┌──
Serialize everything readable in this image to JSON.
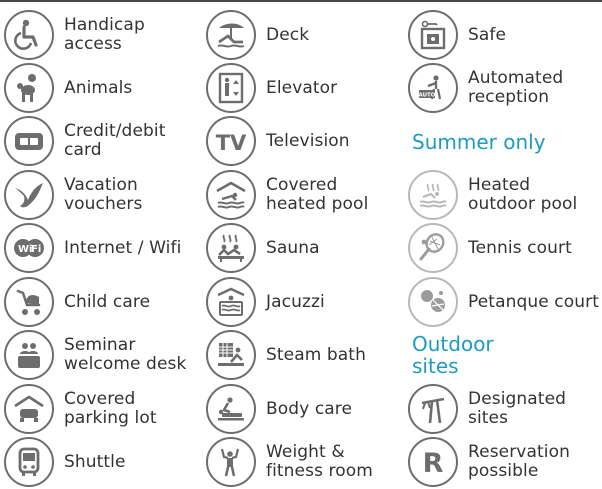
{
  "columns": [
    {
      "items": [
        {
          "icon": "wheelchair-icon",
          "label": "Handicap access"
        },
        {
          "icon": "poodle-icon",
          "label": "Animals"
        },
        {
          "icon": "credit-card-icon",
          "label": "Credit/debit card"
        },
        {
          "icon": "bird-icon",
          "label": "Vacation vouchers"
        },
        {
          "icon": "wifi-icon",
          "label": "Internet / Wifi"
        },
        {
          "icon": "stroller-icon",
          "label": "Child care"
        },
        {
          "icon": "people-desk-icon",
          "label": "Seminar welcome desk"
        },
        {
          "icon": "car-shelter-icon",
          "label": "Covered parking lot"
        },
        {
          "icon": "bus-icon",
          "label": "Shuttle"
        }
      ]
    },
    {
      "items": [
        {
          "icon": "deckchair-icon",
          "label": "Deck"
        },
        {
          "icon": "elevator-icon",
          "label": "Elevator"
        },
        {
          "icon": "tv-icon",
          "label": "Television",
          "icon_text": "TV"
        },
        {
          "icon": "covered-pool-icon",
          "label": "Covered heated pool"
        },
        {
          "icon": "sauna-icon",
          "label": "Sauna"
        },
        {
          "icon": "jacuzzi-icon",
          "label": "Jacuzzi"
        },
        {
          "icon": "steam-bath-icon",
          "label": "Steam bath"
        },
        {
          "icon": "massage-icon",
          "label": "Body care"
        },
        {
          "icon": "fitness-icon",
          "label": "Weight & fitness room"
        }
      ]
    },
    {
      "items": [
        {
          "icon": "safe-icon",
          "label": "Safe"
        },
        {
          "icon": "auto-reception-icon",
          "label": "Automated reception",
          "icon_text": "AUTO"
        }
      ],
      "sections": [
        {
          "title": "Summer only",
          "items": [
            {
              "icon": "heated-outdoor-pool-icon",
              "label": "Heated outdoor pool"
            },
            {
              "icon": "tennis-icon",
              "label": "Tennis court"
            },
            {
              "icon": "petanque-icon",
              "label": "Petanque court"
            }
          ]
        },
        {
          "title": "Outdoor sites",
          "items": [
            {
              "icon": "designated-sites-icon",
              "label": "Designated sites"
            },
            {
              "icon": "reservation-icon",
              "label": "Reservation possible",
              "icon_text": "R"
            }
          ]
        }
      ]
    }
  ],
  "colors": {
    "accent": "#1e9bc1",
    "icon_dark": "#6d6d6d",
    "icon_light": "#b8b8b8",
    "text": "#333333"
  }
}
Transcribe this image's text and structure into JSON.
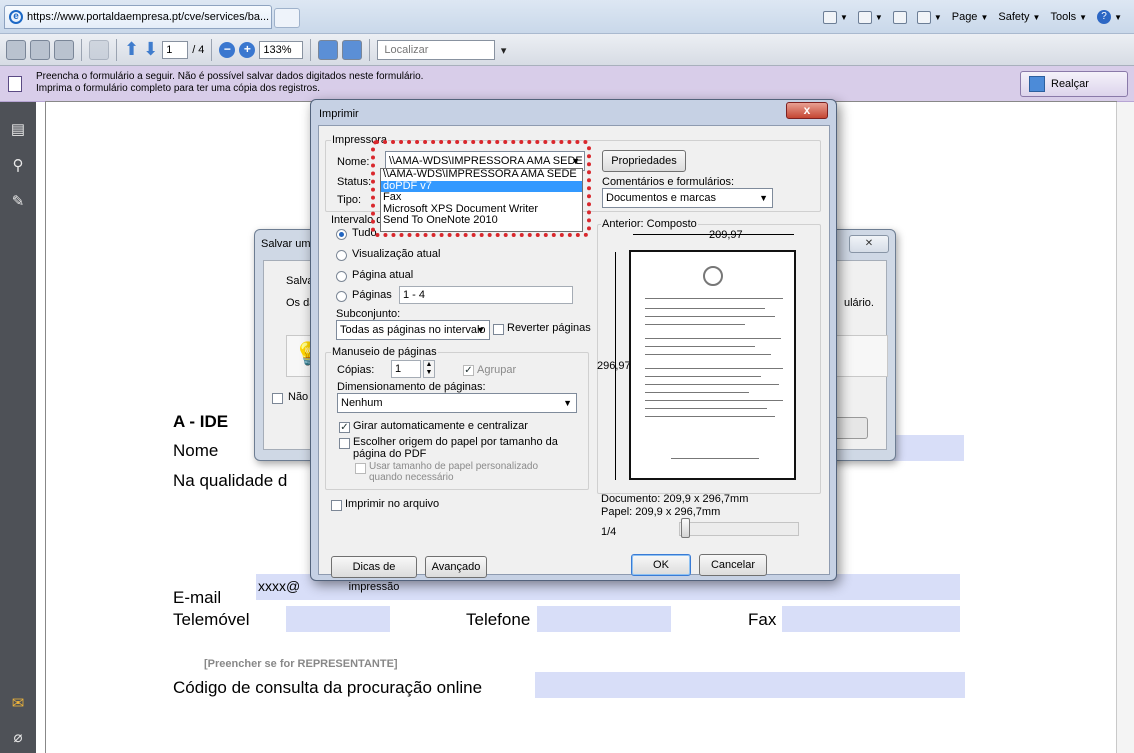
{
  "browser": {
    "tab_title": "https://www.portaldaempresa.pt/cve/services/ba...",
    "cmd_page": "Page",
    "cmd_safety": "Safety",
    "cmd_tools": "Tools"
  },
  "pdf_toolbar": {
    "page_current": "1",
    "page_total": "/ 4",
    "zoom": "133%",
    "search_placeholder": "Localizar"
  },
  "notice": {
    "line1": "Preencha o formulário a seguir. Não é possível salvar dados digitados neste formulário.",
    "line2": "Imprima o formulário completo para ter uma cópia dos registros.",
    "highlight_button": "Realçar campos"
  },
  "document": {
    "section_heading": "A - IDE",
    "nome_label": "Nome",
    "qualidade_label": "Na qualidade d",
    "email_label": "E-mail",
    "email_value": "xxxx@",
    "telemovel_label": "Telemóvel",
    "telefone_label": "Telefone",
    "fax_label": "Fax",
    "representante_note": "[Preencher se for REPRESENTANTE]",
    "procuracao_label": "Código de consulta da procuração online",
    "underscores_long": "_____________________________________________________________",
    "underscores_short": "____________"
  },
  "save_dialog": {
    "title": "Salvar uma",
    "close": "✕",
    "line1": "Salvar u",
    "line2": "Os da",
    "line2_end": "ulário.",
    "checkbox_label": "Não m"
  },
  "print_dialog": {
    "title": "Imprimir",
    "close": "x",
    "printer_group": "Impressora",
    "name_label": "Nome:",
    "name_value": "\\\\AMA-WDS\\IMPRESSORA AMA SEDE",
    "status_label": "Status:",
    "type_label": "Tipo:",
    "properties_button": "Propriedades",
    "comments_label": "Comentários e formulários:",
    "comments_value": "Documentos e marcas",
    "printer_options": [
      "\\\\AMA-WDS\\IMPRESSORA AMA SEDE",
      "doPDF v7",
      "Fax",
      "Microsoft XPS Document Writer",
      "Send To OneNote 2010"
    ],
    "range_group": "Intervalo d",
    "range_all": "Tudo",
    "range_current_view": "Visualização atual",
    "range_current_page": "Página atual",
    "range_pages": "Páginas",
    "range_pages_value": "1 - 4",
    "subset_label": "Subconjunto:",
    "subset_value": "Todas as páginas no intervalo",
    "reverse_label": "Reverter páginas",
    "handling_group": "Manuseio de páginas",
    "copies_label": "Cópias:",
    "copies_value": "1",
    "collate_label": "Agrupar",
    "sizing_label": "Dimensionamento de páginas:",
    "sizing_value": "Nenhum",
    "auto_rotate_label": "Girar automaticamente e centralizar",
    "choose_source_label": "Escolher origem do papel por tamanho da página do PDF",
    "custom_paper_label": "Usar tamanho de papel personalizado quando necessário",
    "print_to_file_label": "Imprimir no arquivo",
    "preview_label": "Anterior: Composto",
    "width_dim": "209,97",
    "height_dim": "296,97",
    "document_size": "Documento: 209,9 x 296,7mm",
    "paper_size": "Papel: 209,9 x 296,7mm",
    "page_indicator": "1/4",
    "tips_button": "Dicas de impressão",
    "advanced_button": "Avançado",
    "ok_button": "OK",
    "cancel_button": "Cancelar"
  }
}
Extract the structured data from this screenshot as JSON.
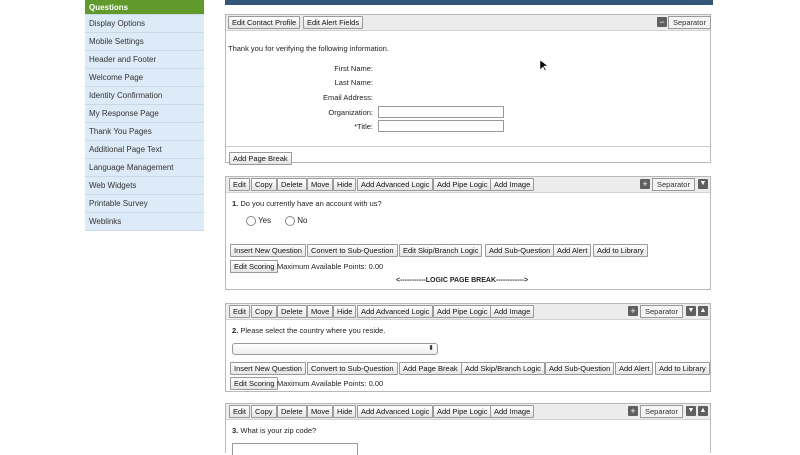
{
  "sidebar": {
    "items": [
      {
        "label": "Questions",
        "active": true
      },
      {
        "label": "Display Options"
      },
      {
        "label": "Mobile Settings"
      },
      {
        "label": "Header and Footer"
      },
      {
        "label": "Welcome Page"
      },
      {
        "label": "Identity Confirmation"
      },
      {
        "label": "My Response Page"
      },
      {
        "label": "Thank You Pages"
      },
      {
        "label": "Additional Page Text"
      },
      {
        "label": "Language Management"
      },
      {
        "label": "Web Widgets"
      },
      {
        "label": "Printable Survey"
      },
      {
        "label": "Weblinks"
      }
    ]
  },
  "contact": {
    "btn_edit_profile": "Edit Contact Profile",
    "btn_edit_alert": "Edit Alert Fields",
    "separator": "Separator",
    "thank_you": "Thank you for verifying the following information.",
    "fields": [
      "First Name:",
      "Last Name:",
      "Email Address:",
      "Organization:",
      "*Title:"
    ],
    "add_page_break": "Add Page Break"
  },
  "toolbar_buttons": [
    "Edit",
    "Copy",
    "Delete",
    "Move",
    "Hide",
    "Add Advanced Logic",
    "Add Pipe Logic",
    "Add Image"
  ],
  "q1": {
    "number": "1.",
    "text": "Do you currently have an account with us?",
    "options": [
      "Yes",
      "No"
    ],
    "actions": [
      "Insert New Question",
      "Convert to Sub-Question",
      "Edit Skip/Branch Logic",
      "Add Sub-Question",
      "Add Alert",
      "Add to Library"
    ],
    "edit_scoring": "Edit Scoring",
    "max_points": "Maximum Available Points: 0.00",
    "logic_break": "<-----------LOGIC PAGE BREAK------------>"
  },
  "q2": {
    "number": "2.",
    "text": "Please select the country where you reside.",
    "actions": [
      "Insert New Question",
      "Convert to Sub-Question",
      "Add Page Break",
      "Add Skip/Branch Logic",
      "Add Sub-Question",
      "Add Alert",
      "Add to Library"
    ],
    "edit_scoring": "Edit Scoring",
    "max_points": "Maximum Available Points: 0.00"
  },
  "q3": {
    "number": "3.",
    "text": "What is your zip code?"
  },
  "separator": "Separator",
  "icons": {
    "plus": "plus-icon",
    "minus": "minus-icon",
    "down": "arrow-down-icon",
    "up": "arrow-up-icon"
  }
}
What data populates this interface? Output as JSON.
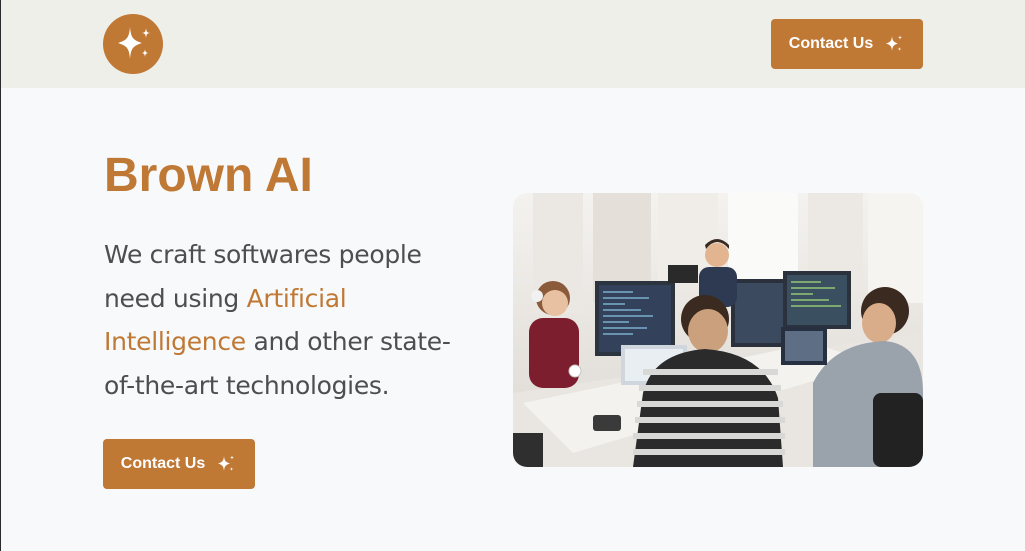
{
  "header": {
    "logo_icon": "sparkle-icon",
    "contact_label": "Contact Us",
    "contact_icon": "sparkle-icon"
  },
  "hero": {
    "title": "Brown AI",
    "tagline_part1": "We craft softwares people need using ",
    "tagline_accent": "Artificial Intelligence",
    "tagline_part2": " and other state-of-the-art technologies.",
    "contact_label": "Contact Us",
    "contact_icon": "sparkle-icon",
    "image_icon": "office-team-photo"
  },
  "colors": {
    "accent": "#c07835",
    "header_bg": "#efefe9",
    "page_bg": "#f7f9fb",
    "text": "#4e4e4e"
  }
}
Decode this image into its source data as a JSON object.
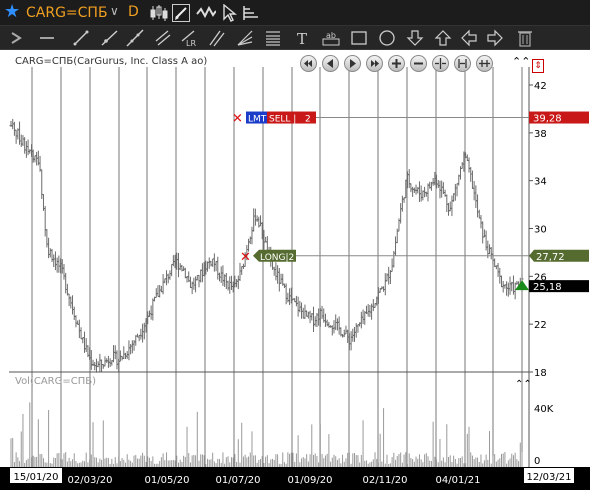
{
  "header": {
    "symbol": "CARG=СПБ",
    "period": "D"
  },
  "chart": {
    "title": "CARG=СПБ(CarGurus, Inc. Class A ao)",
    "volume_title": "Vol(CARG=СПБ)",
    "y_ticks": [
      "42",
      "38",
      "34",
      "30",
      "26",
      "22",
      "18"
    ],
    "vol_ticks": [
      "40K",
      "0"
    ],
    "x_ticks": [
      "02/03/20",
      "01/05/20",
      "01/07/20",
      "01/09/20",
      "02/11/20",
      "04/01/21"
    ],
    "start_date": "15/01/20",
    "end_date": "12/03/21",
    "orders": [
      {
        "type": "LMT",
        "side": "SELL",
        "qty": "2",
        "price": "39,28",
        "color": "#c81818"
      },
      {
        "side": "LONG",
        "qty": "2",
        "price": "27,72",
        "color": "#556b2f"
      }
    ],
    "last_price": "25,18"
  },
  "chart_data": {
    "type": "ohlc",
    "ylim": [
      18,
      42
    ],
    "series": [
      {
        "name": "CARG=СПБ",
        "values": [
          38.6,
          37.8,
          36.8,
          36.0,
          35.0,
          28.5,
          27.5,
          26.5,
          24.5,
          22.5,
          20.5,
          19.0,
          18.5,
          18.8,
          19.3,
          19.0,
          19.7,
          20.5,
          21.4,
          22.6,
          24.0,
          25.2,
          26.3,
          27.2,
          26.6,
          25.2,
          25.7,
          26.9,
          27.4,
          26.2,
          25.4,
          25.0,
          26.4,
          29.1,
          31.2,
          29.5,
          27.1,
          26.0,
          24.8,
          23.9,
          23.3,
          22.6,
          22.4,
          22.9,
          22.3,
          21.9,
          21.4,
          20.7,
          21.6,
          22.4,
          23.3,
          24.5,
          25.4,
          27.2,
          31.1,
          34.2,
          33.3,
          32.9,
          33.4,
          34.2,
          33.1,
          31.6,
          33.9,
          36.1,
          34.0,
          30.8,
          28.6,
          27.2,
          25.6,
          25.0,
          25.1,
          25.4
        ]
      }
    ]
  }
}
└──
### Task to complete
Show every line of the listing in which the string "Skip" can be found.

### Expected answer
      "Edit Skip/Branch Logic",
      "Add Skip/Branch Logic",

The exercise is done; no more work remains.